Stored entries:

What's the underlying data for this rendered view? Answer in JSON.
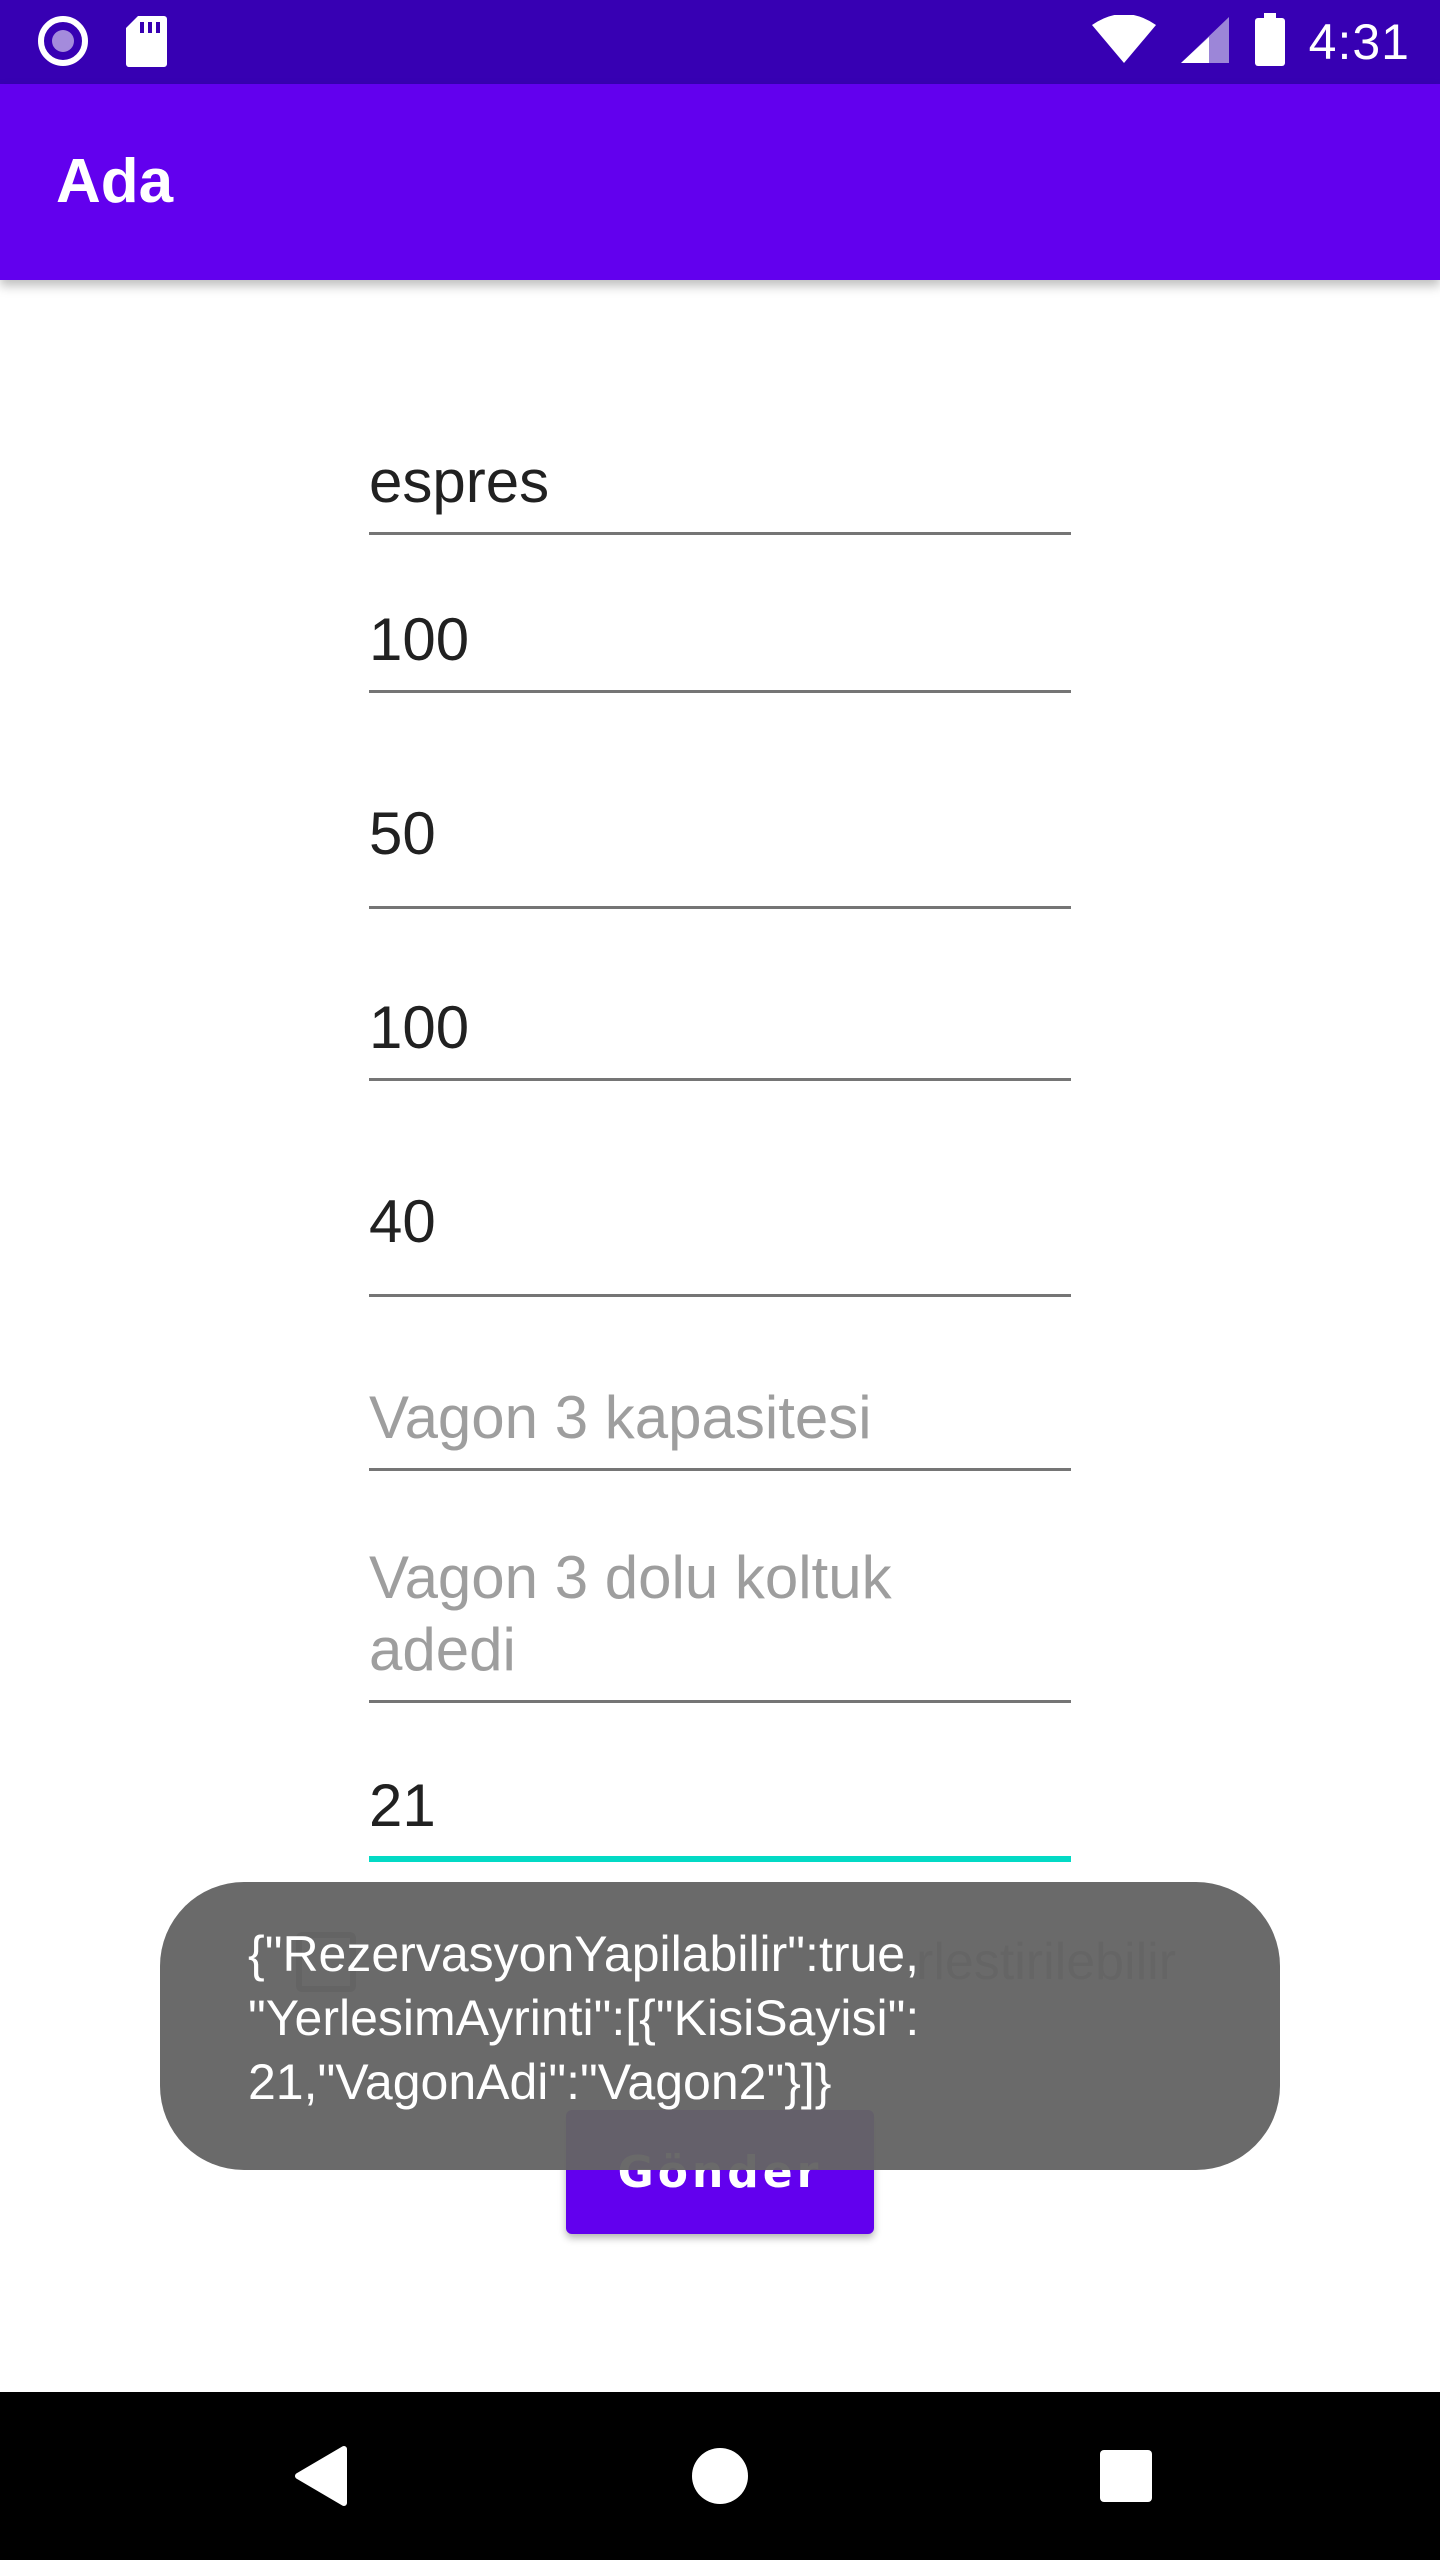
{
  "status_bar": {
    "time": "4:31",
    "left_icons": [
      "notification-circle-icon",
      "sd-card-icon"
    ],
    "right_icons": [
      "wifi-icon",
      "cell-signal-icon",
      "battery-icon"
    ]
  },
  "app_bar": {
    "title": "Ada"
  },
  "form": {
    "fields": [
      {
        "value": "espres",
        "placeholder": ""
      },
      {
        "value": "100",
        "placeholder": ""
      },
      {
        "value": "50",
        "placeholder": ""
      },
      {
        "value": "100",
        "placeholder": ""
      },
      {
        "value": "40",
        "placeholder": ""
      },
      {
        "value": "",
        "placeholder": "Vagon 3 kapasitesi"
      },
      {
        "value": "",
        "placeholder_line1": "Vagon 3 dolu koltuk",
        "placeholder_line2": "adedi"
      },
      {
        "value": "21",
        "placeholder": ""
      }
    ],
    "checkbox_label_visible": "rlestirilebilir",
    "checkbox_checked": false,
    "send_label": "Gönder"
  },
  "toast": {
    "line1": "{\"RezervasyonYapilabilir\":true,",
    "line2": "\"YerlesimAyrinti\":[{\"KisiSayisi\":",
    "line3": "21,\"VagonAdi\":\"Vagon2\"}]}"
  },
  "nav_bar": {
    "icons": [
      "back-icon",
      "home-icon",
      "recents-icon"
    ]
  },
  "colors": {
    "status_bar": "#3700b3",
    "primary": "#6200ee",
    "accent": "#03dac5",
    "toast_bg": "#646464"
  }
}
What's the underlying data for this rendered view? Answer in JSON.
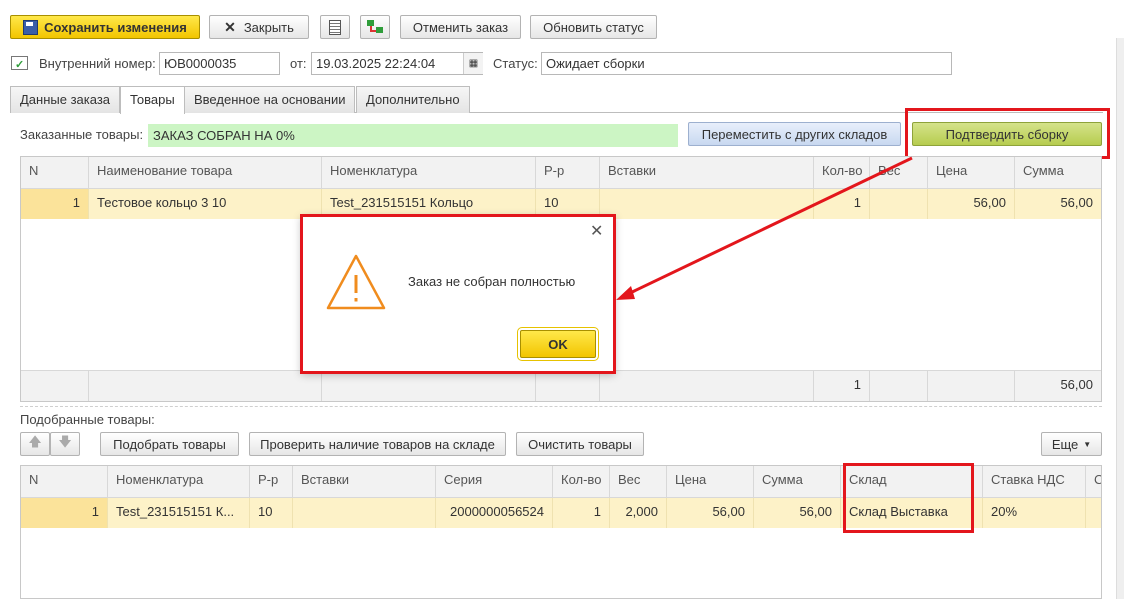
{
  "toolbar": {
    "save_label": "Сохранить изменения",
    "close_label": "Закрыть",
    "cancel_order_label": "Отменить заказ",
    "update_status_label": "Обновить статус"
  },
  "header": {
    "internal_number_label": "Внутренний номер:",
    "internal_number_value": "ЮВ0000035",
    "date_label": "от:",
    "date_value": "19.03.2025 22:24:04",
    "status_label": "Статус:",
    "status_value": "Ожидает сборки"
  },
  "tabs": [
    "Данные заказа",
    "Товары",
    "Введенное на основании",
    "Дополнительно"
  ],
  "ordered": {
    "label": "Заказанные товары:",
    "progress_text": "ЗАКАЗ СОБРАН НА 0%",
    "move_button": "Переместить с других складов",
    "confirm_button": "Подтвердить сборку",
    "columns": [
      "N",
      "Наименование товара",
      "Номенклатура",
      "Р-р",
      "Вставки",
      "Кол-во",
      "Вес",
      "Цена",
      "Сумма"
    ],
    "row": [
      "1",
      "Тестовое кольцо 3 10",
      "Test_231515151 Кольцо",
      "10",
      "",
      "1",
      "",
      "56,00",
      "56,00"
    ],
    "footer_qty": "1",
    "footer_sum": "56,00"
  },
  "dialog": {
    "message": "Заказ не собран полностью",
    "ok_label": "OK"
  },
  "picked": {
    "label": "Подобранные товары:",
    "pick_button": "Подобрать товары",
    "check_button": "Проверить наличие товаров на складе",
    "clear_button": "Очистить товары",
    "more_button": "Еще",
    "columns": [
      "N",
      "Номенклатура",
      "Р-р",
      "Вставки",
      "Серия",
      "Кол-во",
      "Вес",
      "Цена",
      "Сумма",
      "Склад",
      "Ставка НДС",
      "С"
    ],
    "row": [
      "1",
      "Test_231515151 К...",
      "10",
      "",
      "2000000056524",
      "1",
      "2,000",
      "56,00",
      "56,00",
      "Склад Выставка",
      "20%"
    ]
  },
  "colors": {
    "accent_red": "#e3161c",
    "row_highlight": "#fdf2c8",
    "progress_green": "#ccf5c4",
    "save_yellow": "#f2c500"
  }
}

__Instructions for the task__: Every entry above is to be set down exactly; the pictures are to be left out.

__Finished exercise__:
What's the underlying data for this rendered view? Answer in JSON.
{
  "status_bar": {
    "time": "4:31",
    "left_icons": [
      "notification-circle-icon",
      "sd-card-icon"
    ],
    "right_icons": [
      "wifi-icon",
      "cell-signal-icon",
      "battery-icon"
    ]
  },
  "app_bar": {
    "title": "Ada"
  },
  "form": {
    "fields": [
      {
        "value": "espres",
        "placeholder": ""
      },
      {
        "value": "100",
        "placeholder": ""
      },
      {
        "value": "50",
        "placeholder": ""
      },
      {
        "value": "100",
        "placeholder": ""
      },
      {
        "value": "40",
        "placeholder": ""
      },
      {
        "value": "",
        "placeholder": "Vagon 3 kapasitesi"
      },
      {
        "value": "",
        "placeholder_line1": "Vagon 3 dolu koltuk",
        "placeholder_line2": "adedi"
      },
      {
        "value": "21",
        "placeholder": ""
      }
    ],
    "checkbox_label_visible": "rlestirilebilir",
    "checkbox_checked": false,
    "send_label": "Gönder"
  },
  "toast": {
    "line1": "{\"RezervasyonYapilabilir\":true,",
    "line2": "\"YerlesimAyrinti\":[{\"KisiSayisi\":",
    "line3": "21,\"VagonAdi\":\"Vagon2\"}]}"
  },
  "nav_bar": {
    "icons": [
      "back-icon",
      "home-icon",
      "recents-icon"
    ]
  },
  "colors": {
    "status_bar": "#3700b3",
    "primary": "#6200ee",
    "accent": "#03dac5",
    "toast_bg": "#646464"
  }
}
What's the underlying data for this rendered view? Answer in JSON.
{
  "toolbar": {
    "save_label": "Сохранить изменения",
    "close_label": "Закрыть",
    "cancel_order_label": "Отменить заказ",
    "update_status_label": "Обновить статус"
  },
  "header": {
    "internal_number_label": "Внутренний номер:",
    "internal_number_value": "ЮВ0000035",
    "date_label": "от:",
    "date_value": "19.03.2025 22:24:04",
    "status_label": "Статус:",
    "status_value": "Ожидает сборки"
  },
  "tabs": [
    "Данные заказа",
    "Товары",
    "Введенное на основании",
    "Дополнительно"
  ],
  "ordered": {
    "label": "Заказанные товары:",
    "progress_text": "ЗАКАЗ СОБРАН НА 0%",
    "move_button": "Переместить с других складов",
    "confirm_button": "Подтвердить сборку",
    "columns": [
      "N",
      "Наименование товара",
      "Номенклатура",
      "Р-р",
      "Вставки",
      "Кол-во",
      "Вес",
      "Цена",
      "Сумма"
    ],
    "row": [
      "1",
      "Тестовое кольцо 3 10",
      "Test_231515151 Кольцо",
      "10",
      "",
      "1",
      "",
      "56,00",
      "56,00"
    ],
    "footer_qty": "1",
    "footer_sum": "56,00"
  },
  "dialog": {
    "message": "Заказ не собран полностью",
    "ok_label": "OK"
  },
  "picked": {
    "label": "Подобранные товары:",
    "pick_button": "Подобрать товары",
    "check_button": "Проверить наличие товаров на складе",
    "clear_button": "Очистить товары",
    "more_button": "Еще",
    "columns": [
      "N",
      "Номенклатура",
      "Р-р",
      "Вставки",
      "Серия",
      "Кол-во",
      "Вес",
      "Цена",
      "Сумма",
      "Склад",
      "Ставка НДС",
      "С"
    ],
    "row": [
      "1",
      "Test_231515151 К...",
      "10",
      "",
      "2000000056524",
      "1",
      "2,000",
      "56,00",
      "56,00",
      "Склад Выставка",
      "20%"
    ]
  },
  "colors": {
    "accent_red": "#e3161c",
    "row_highlight": "#fdf2c8",
    "progress_green": "#ccf5c4",
    "save_yellow": "#f2c500"
  }
}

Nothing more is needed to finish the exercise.